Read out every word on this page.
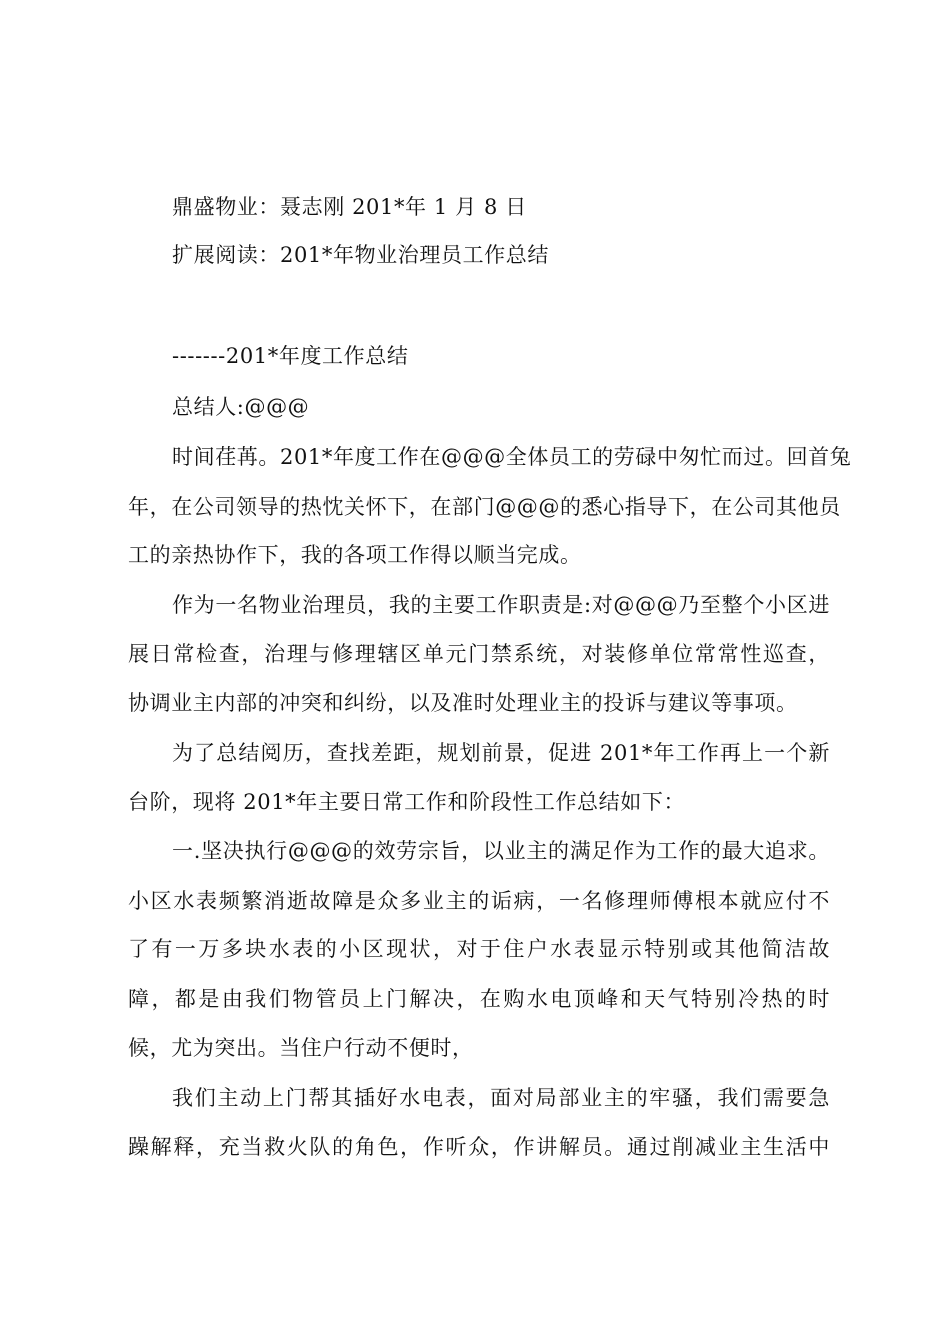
鼎盛物业：聂志刚 201*年 1 月 8 日
扩展阅读：201*年物业治理员工作总结
-------201*年度工作总结
总结人:@@@
时间荏苒。201*年度工作在@@@全体员工的劳碌中匆忙而过。回首兔
年，在公司领导的热忱关怀下，在部门@@@的悉心指导下，在公司其他员
工的亲热协作下，我的各项工作得以顺当完成。
作为一名物业治理员，我的主要工作职责是:对@@@乃至整个小区进
展日常检查，治理与修理辖区单元门禁系统，对装修单位常常性巡查，
协调业主内部的冲突和纠纷，以及准时处理业主的投诉与建议等事项。
为了总结阅历，查找差距，规划前景，促进 201*年工作再上一个新
台阶，现将 201*年主要日常工作和阶段性工作总结如下：
一.坚决执行@@@的效劳宗旨，以业主的满足作为工作的最大追求。
小区水表频繁消逝故障是众多业主的诟病，一名修理师傅根本就应付不
了有一万多块水表的小区现状，对于住户水表显示特别或其他简洁故
障，都是由我们物管员上门解决，在购水电顶峰和天气特别冷热的时
候，尤为突出。当住户行动不便时，
我们主动上门帮其插好水电表，面对局部业主的牢骚，我们需要急
躁解释，充当救火队的角色，作听众，作讲解员。通过削减业主生活中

_TASK:_ Leave out the pictures and give the listing above again exactly.

_EXERCISE ANSWER:_
Read out every word on this page.
鼎盛物业：聂志刚 201*年 1 月 8 日
扩展阅读：201*年物业治理员工作总结
-------201*年度工作总结
总结人:@@@
时间荏苒。201*年度工作在@@@全体员工的劳碌中匆忙而过。回首兔
年，在公司领导的热忱关怀下，在部门@@@的悉心指导下，在公司其他员
工的亲热协作下，我的各项工作得以顺当完成。
作为一名物业治理员，我的主要工作职责是:对@@@乃至整个小区进
展日常检查，治理与修理辖区单元门禁系统，对装修单位常常性巡查，
协调业主内部的冲突和纠纷，以及准时处理业主的投诉与建议等事项。
为了总结阅历，查找差距，规划前景，促进 201*年工作再上一个新
台阶，现将 201*年主要日常工作和阶段性工作总结如下：
一.坚决执行@@@的效劳宗旨，以业主的满足作为工作的最大追求。
小区水表频繁消逝故障是众多业主的诟病，一名修理师傅根本就应付不
了有一万多块水表的小区现状，对于住户水表显示特别或其他简洁故
障，都是由我们物管员上门解决，在购水电顶峰和天气特别冷热的时
候，尤为突出。当住户行动不便时，
我们主动上门帮其插好水电表，面对局部业主的牢骚，我们需要急
躁解释，充当救火队的角色，作听众，作讲解员。通过削减业主生活中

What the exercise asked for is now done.